[Start of MATERIAL SUPPLIED]
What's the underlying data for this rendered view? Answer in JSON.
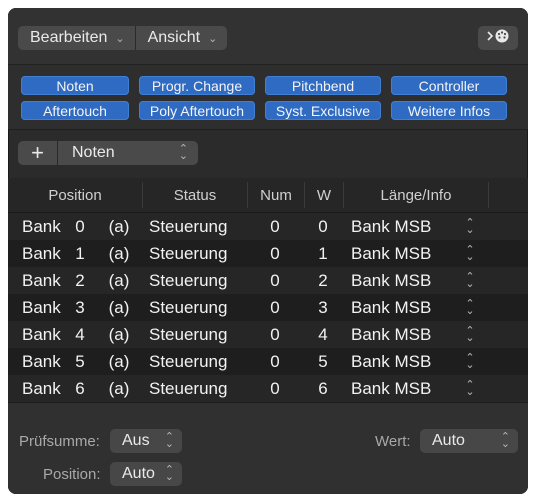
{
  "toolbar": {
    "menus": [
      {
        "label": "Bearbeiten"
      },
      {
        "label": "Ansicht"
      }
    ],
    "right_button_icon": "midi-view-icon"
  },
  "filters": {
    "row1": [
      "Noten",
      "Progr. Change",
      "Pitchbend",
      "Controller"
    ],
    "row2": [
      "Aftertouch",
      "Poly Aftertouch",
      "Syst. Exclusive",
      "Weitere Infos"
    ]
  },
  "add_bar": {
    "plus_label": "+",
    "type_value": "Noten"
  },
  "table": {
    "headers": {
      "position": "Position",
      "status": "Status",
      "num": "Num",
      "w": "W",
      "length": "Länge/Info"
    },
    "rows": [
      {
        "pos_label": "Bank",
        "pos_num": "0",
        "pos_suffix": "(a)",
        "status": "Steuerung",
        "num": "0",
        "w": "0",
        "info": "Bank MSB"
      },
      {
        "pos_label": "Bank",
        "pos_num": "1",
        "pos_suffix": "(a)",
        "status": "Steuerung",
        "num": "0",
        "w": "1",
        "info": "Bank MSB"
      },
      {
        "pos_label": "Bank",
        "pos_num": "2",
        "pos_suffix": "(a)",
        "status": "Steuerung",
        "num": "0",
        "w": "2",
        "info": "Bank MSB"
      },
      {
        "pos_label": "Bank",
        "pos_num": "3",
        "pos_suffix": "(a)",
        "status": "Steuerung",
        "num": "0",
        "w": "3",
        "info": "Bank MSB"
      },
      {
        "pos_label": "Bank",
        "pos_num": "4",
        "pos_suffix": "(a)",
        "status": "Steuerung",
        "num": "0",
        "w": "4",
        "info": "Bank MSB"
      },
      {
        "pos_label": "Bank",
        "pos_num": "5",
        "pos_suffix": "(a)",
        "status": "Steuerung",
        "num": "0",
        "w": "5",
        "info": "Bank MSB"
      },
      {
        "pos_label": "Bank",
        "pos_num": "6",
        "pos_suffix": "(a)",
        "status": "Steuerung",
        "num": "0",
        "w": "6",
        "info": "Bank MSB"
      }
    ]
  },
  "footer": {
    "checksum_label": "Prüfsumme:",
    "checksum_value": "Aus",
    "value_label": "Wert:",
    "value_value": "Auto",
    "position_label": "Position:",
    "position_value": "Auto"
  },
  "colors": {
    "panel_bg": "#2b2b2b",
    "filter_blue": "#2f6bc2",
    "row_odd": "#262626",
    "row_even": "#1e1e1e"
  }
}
[End of MATERIAL SUPPLIED]
AIM OF THE TASK: Omit the pictures, then output the rest of the listing exactly.

COMPLETE RESPONSE:
What's the underlying data for this rendered view? Answer in JSON.
{
  "toolbar": {
    "menus": [
      {
        "label": "Bearbeiten"
      },
      {
        "label": "Ansicht"
      }
    ],
    "right_button_icon": "midi-view-icon"
  },
  "filters": {
    "row1": [
      "Noten",
      "Progr. Change",
      "Pitchbend",
      "Controller"
    ],
    "row2": [
      "Aftertouch",
      "Poly Aftertouch",
      "Syst. Exclusive",
      "Weitere Infos"
    ]
  },
  "add_bar": {
    "plus_label": "+",
    "type_value": "Noten"
  },
  "table": {
    "headers": {
      "position": "Position",
      "status": "Status",
      "num": "Num",
      "w": "W",
      "length": "Länge/Info"
    },
    "rows": [
      {
        "pos_label": "Bank",
        "pos_num": "0",
        "pos_suffix": "(a)",
        "status": "Steuerung",
        "num": "0",
        "w": "0",
        "info": "Bank MSB"
      },
      {
        "pos_label": "Bank",
        "pos_num": "1",
        "pos_suffix": "(a)",
        "status": "Steuerung",
        "num": "0",
        "w": "1",
        "info": "Bank MSB"
      },
      {
        "pos_label": "Bank",
        "pos_num": "2",
        "pos_suffix": "(a)",
        "status": "Steuerung",
        "num": "0",
        "w": "2",
        "info": "Bank MSB"
      },
      {
        "pos_label": "Bank",
        "pos_num": "3",
        "pos_suffix": "(a)",
        "status": "Steuerung",
        "num": "0",
        "w": "3",
        "info": "Bank MSB"
      },
      {
        "pos_label": "Bank",
        "pos_num": "4",
        "pos_suffix": "(a)",
        "status": "Steuerung",
        "num": "0",
        "w": "4",
        "info": "Bank MSB"
      },
      {
        "pos_label": "Bank",
        "pos_num": "5",
        "pos_suffix": "(a)",
        "status": "Steuerung",
        "num": "0",
        "w": "5",
        "info": "Bank MSB"
      },
      {
        "pos_label": "Bank",
        "pos_num": "6",
        "pos_suffix": "(a)",
        "status": "Steuerung",
        "num": "0",
        "w": "6",
        "info": "Bank MSB"
      }
    ]
  },
  "footer": {
    "checksum_label": "Prüfsumme:",
    "checksum_value": "Aus",
    "value_label": "Wert:",
    "value_value": "Auto",
    "position_label": "Position:",
    "position_value": "Auto"
  },
  "colors": {
    "panel_bg": "#2b2b2b",
    "filter_blue": "#2f6bc2",
    "row_odd": "#262626",
    "row_even": "#1e1e1e"
  }
}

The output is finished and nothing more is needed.